TASK TO CARRY OUT:
Transcribe the full listing exactly, and drop every picture.

MATERIALS PROVIDED:
◇ ◇ ◇
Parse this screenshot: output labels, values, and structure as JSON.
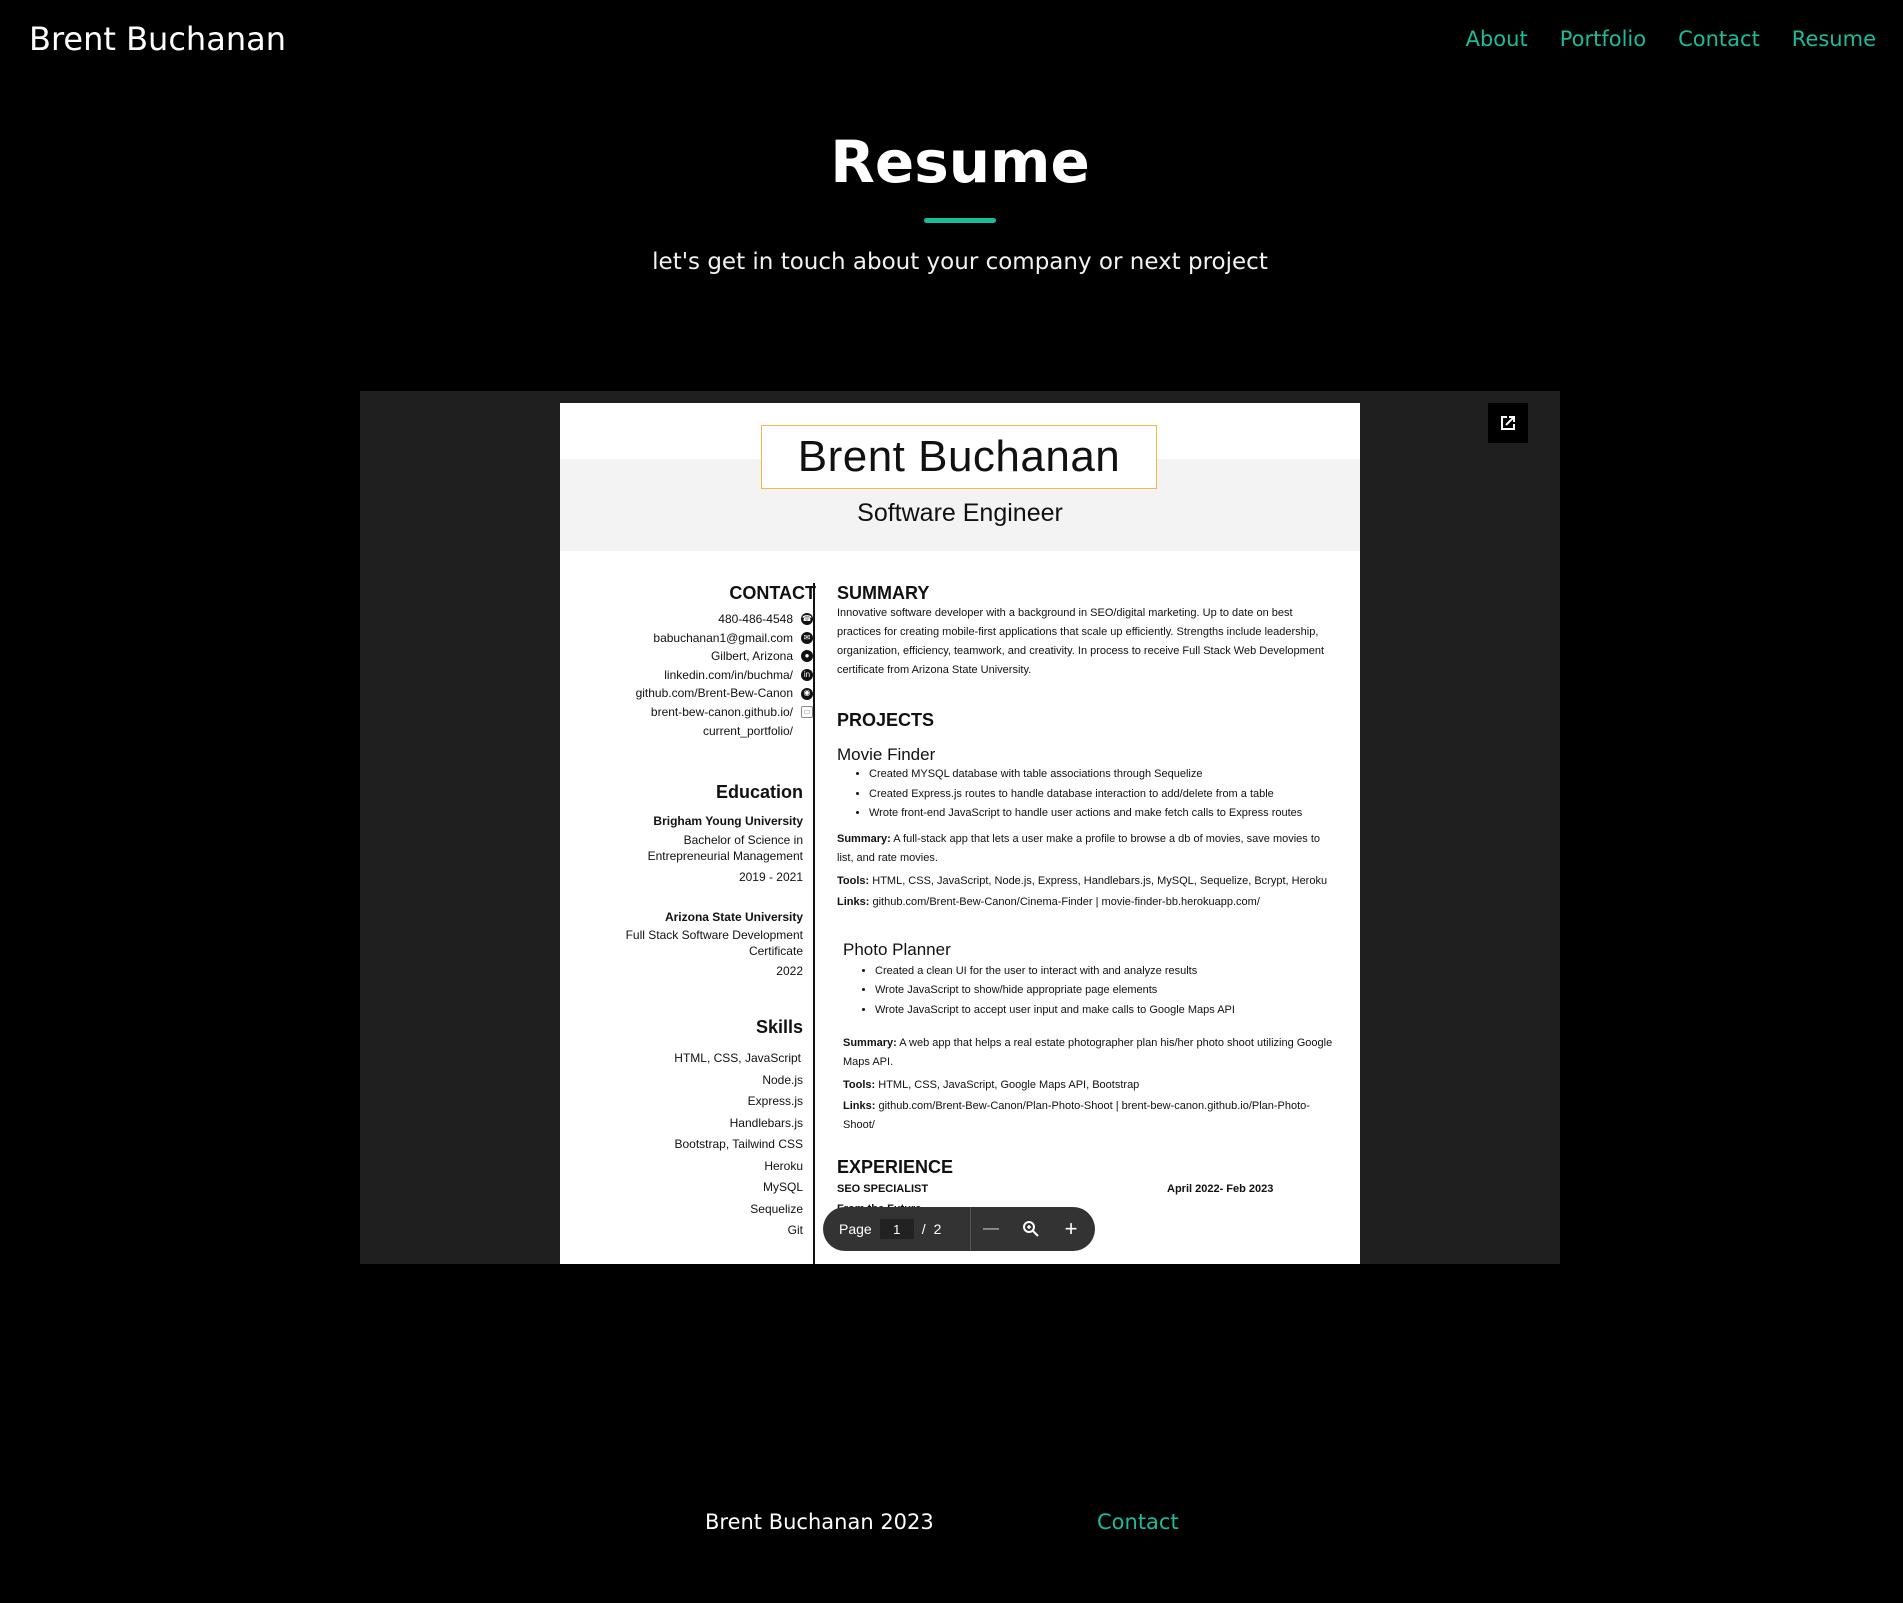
{
  "header": {
    "brand": "Brent Buchanan",
    "nav": [
      "About",
      "Portfolio",
      "Contact",
      "Resume"
    ]
  },
  "hero": {
    "title": "Resume",
    "subtitle": "let's get in touch about your company or next project"
  },
  "colors": {
    "accent": "#1abc9c",
    "background": "#000000",
    "viewer_bg": "#1f1f1f",
    "name_border": "#f4b942"
  },
  "resume": {
    "name": "Brent Buchanan",
    "role": "Software Engineer",
    "contact_heading": "CONTACT",
    "contact": [
      {
        "text": "480-486-4548",
        "icon": "phone-icon"
      },
      {
        "text": "babuchanan1@gmail.com",
        "icon": "email-icon"
      },
      {
        "text": "Gilbert, Arizona",
        "icon": "location-icon"
      },
      {
        "text": "linkedin.com/in/buchma/",
        "icon": "linkedin-icon"
      },
      {
        "text": "github.com/Brent-Bew-Canon",
        "icon": "github-icon"
      },
      {
        "text": "brent-bew-canon.github.io/",
        "icon": "briefcase-icon"
      },
      {
        "text": "current_portfolio/",
        "icon": ""
      }
    ],
    "education_heading": "Education",
    "education": [
      {
        "school": "Brigham Young University",
        "degree_1": "Bachelor of Science in",
        "degree_2": "Entrepreneurial Management",
        "years": "2019 - 2021"
      },
      {
        "school": "Arizona State University",
        "degree_1": "Full Stack Software Development",
        "degree_2": "Certificate",
        "years": "2022"
      }
    ],
    "skills_heading": "Skills",
    "skills": [
      "HTML, CSS, JavaScript",
      "Node.js",
      "Express.js",
      "Handlebars.js",
      "Bootstrap, Tailwind CSS",
      "Heroku",
      "MySQL",
      "Sequelize",
      "Git"
    ],
    "summary_heading": "SUMMARY",
    "summary": "Innovative software developer with a background in SEO/digital marketing. Up to date on best practices for creating mobile-first applications that scale up efficiently. Strengths include leadership, organization, efficiency, teamwork, and creativity. In process to receive Full Stack Web Development certificate from Arizona State University.",
    "projects_heading": "PROJECTS",
    "projects": [
      {
        "title": "Movie Finder",
        "bullets": [
          "Created MYSQL database with table associations through Sequelize",
          "Created Express.js routes to handle database interaction to add/delete from a table",
          "Wrote front-end JavaScript to handle user actions and make fetch calls to Express routes"
        ],
        "summary_label": "Summary:",
        "summary": "A full-stack app that lets a user make a profile to browse a db of movies, save movies to list, and rate movies.",
        "tools_label": "Tools:",
        "tools": "HTML, CSS, JavaScript, Node.js, Express, Handlebars.js, MySQL, Sequelize, Bcrypt, Heroku",
        "links_label": "Links:",
        "links": "github.com/Brent-Bew-Canon/Cinema-Finder  |  movie-finder-bb.herokuapp.com/"
      },
      {
        "title": "Photo Planner",
        "bullets": [
          "Created a clean UI for the user to interact with and analyze results",
          "Wrote JavaScript to show/hide appropriate page elements",
          "Wrote JavaScript to accept user input and make calls to Google Maps API"
        ],
        "summary_label": "Summary:",
        "summary": "A web app that helps a real estate photographer plan his/her photo shoot utilizing Google Maps API.",
        "tools_label": "Tools:",
        "tools": "HTML, CSS, JavaScript, Google Maps API, Bootstrap",
        "links_label": "Links:",
        "links": "github.com/Brent-Bew-Canon/Plan-Photo-Shoot  |  brent-bew-canon.github.io/Plan-Photo-Shoot/"
      }
    ],
    "experience_heading": "EXPERIENCE",
    "experience_role": "SEO SPECIALIST",
    "experience_dates": "April 2022- Feb 2023",
    "experience_company": "From the Future"
  },
  "pdf_toolbar": {
    "page_label": "Page",
    "current_page": "1",
    "separator": "/",
    "total_pages": "2",
    "zoom_out": "—",
    "zoom_in": "+"
  },
  "footer": {
    "copyright": "Brent Buchanan 2023",
    "contact": "Contact"
  }
}
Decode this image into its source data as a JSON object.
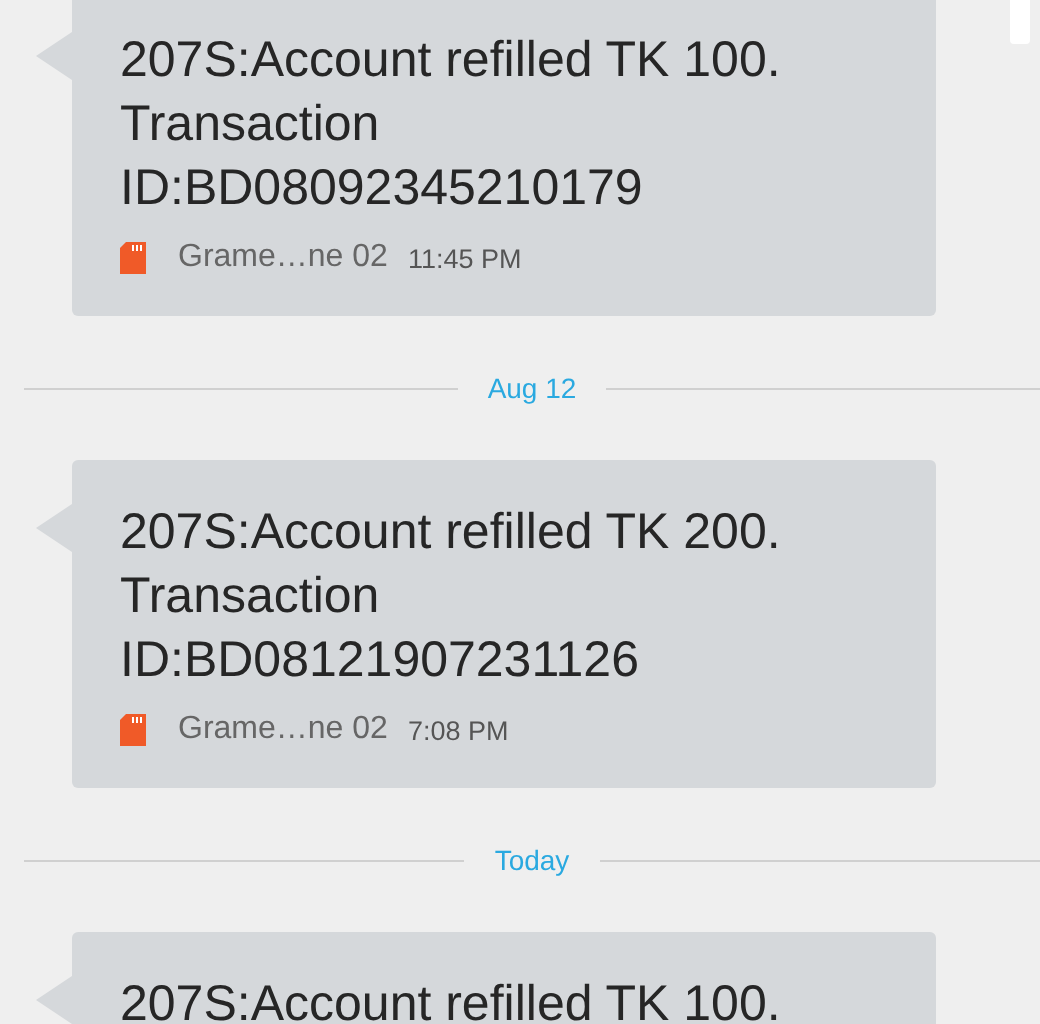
{
  "messages": [
    {
      "text": "207S:Account refilled TK 100. Transaction ID:BD08092345210179",
      "sim": "Grame…ne 02",
      "time": "11:45 PM"
    },
    {
      "text": "207S:Account refilled TK 200. Transaction ID:BD08121907231126",
      "sim": "Grame…ne 02",
      "time": "7:08 PM",
      "date_before": "Aug 12"
    },
    {
      "text": "207S:Account refilled TK 100.",
      "date_before": "Today"
    }
  ]
}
◇ ◇ ◇
THE ANSWER:
Parse this screenshot: output labels, values, and structure as JSON.
{
  "header": {
    "brand": "Brent Buchanan",
    "nav": [
      "About",
      "Portfolio",
      "Contact",
      "Resume"
    ]
  },
  "hero": {
    "title": "Resume",
    "subtitle": "let's get in touch about your company or next project"
  },
  "colors": {
    "accent": "#1abc9c",
    "background": "#000000",
    "viewer_bg": "#1f1f1f",
    "name_border": "#f4b942"
  },
  "resume": {
    "name": "Brent Buchanan",
    "role": "Software Engineer",
    "contact_heading": "CONTACT",
    "contact": [
      {
        "text": "480-486-4548",
        "icon": "phone-icon"
      },
      {
        "text": "babuchanan1@gmail.com",
        "icon": "email-icon"
      },
      {
        "text": "Gilbert, Arizona",
        "icon": "location-icon"
      },
      {
        "text": "linkedin.com/in/buchma/",
        "icon": "linkedin-icon"
      },
      {
        "text": "github.com/Brent-Bew-Canon",
        "icon": "github-icon"
      },
      {
        "text": "brent-bew-canon.github.io/",
        "icon": "briefcase-icon"
      },
      {
        "text": "current_portfolio/",
        "icon": ""
      }
    ],
    "education_heading": "Education",
    "education": [
      {
        "school": "Brigham Young University",
        "degree_1": "Bachelor of Science in",
        "degree_2": "Entrepreneurial Management",
        "years": "2019 - 2021"
      },
      {
        "school": "Arizona State University",
        "degree_1": "Full Stack Software Development",
        "degree_2": "Certificate",
        "years": "2022"
      }
    ],
    "skills_heading": "Skills",
    "skills": [
      "HTML, CSS, JavaScript",
      "Node.js",
      "Express.js",
      "Handlebars.js",
      "Bootstrap, Tailwind CSS",
      "Heroku",
      "MySQL",
      "Sequelize",
      "Git"
    ],
    "summary_heading": "SUMMARY",
    "summary": "Innovative software developer with a background in SEO/digital marketing. Up to date on best practices for creating mobile-first applications that scale up efficiently. Strengths include leadership, organization, efficiency, teamwork, and creativity. In process to receive Full Stack Web Development certificate from Arizona State University.",
    "projects_heading": "PROJECTS",
    "projects": [
      {
        "title": "Movie Finder",
        "bullets": [
          "Created MYSQL database with table associations through Sequelize",
          "Created Express.js routes to handle database interaction to add/delete from a table",
          "Wrote front-end JavaScript to handle user actions and make fetch calls to Express routes"
        ],
        "summary_label": "Summary:",
        "summary": "A full-stack app that lets a user make a profile to browse a db of movies, save movies to list, and rate movies.",
        "tools_label": "Tools:",
        "tools": "HTML, CSS, JavaScript, Node.js, Express, Handlebars.js, MySQL, Sequelize, Bcrypt, Heroku",
        "links_label": "Links:",
        "links": "github.com/Brent-Bew-Canon/Cinema-Finder  |  movie-finder-bb.herokuapp.com/"
      },
      {
        "title": "Photo Planner",
        "bullets": [
          "Created a clean UI for the user to interact with and analyze results",
          "Wrote JavaScript to show/hide appropriate page elements",
          "Wrote JavaScript to accept user input and make calls to Google Maps API"
        ],
        "summary_label": "Summary:",
        "summary": "A web app that helps a real estate photographer plan his/her photo shoot utilizing Google Maps API.",
        "tools_label": "Tools:",
        "tools": "HTML, CSS, JavaScript, Google Maps API, Bootstrap",
        "links_label": "Links:",
        "links": "github.com/Brent-Bew-Canon/Plan-Photo-Shoot  |  brent-bew-canon.github.io/Plan-Photo-Shoot/"
      }
    ],
    "experience_heading": "EXPERIENCE",
    "experience_role": "SEO SPECIALIST",
    "experience_dates": "April 2022- Feb 2023",
    "experience_company": "From the Future"
  },
  "pdf_toolbar": {
    "page_label": "Page",
    "current_page": "1",
    "separator": "/",
    "total_pages": "2",
    "zoom_out": "—",
    "zoom_in": "+"
  },
  "footer": {
    "copyright": "Brent Buchanan 2023",
    "contact": "Contact"
  }
}
Decode this image into its source data as a JSON object.
{
  "messages": [
    {
      "text": "207S:Account refilled TK 100. Transaction ID:BD08092345210179",
      "sim": "Grame…ne 02",
      "time": "11:45 PM"
    },
    {
      "text": "207S:Account refilled TK 200. Transaction ID:BD08121907231126",
      "sim": "Grame…ne 02",
      "time": "7:08 PM",
      "date_before": "Aug 12"
    },
    {
      "text": "207S:Account refilled TK 100.",
      "date_before": "Today"
    }
  ]
}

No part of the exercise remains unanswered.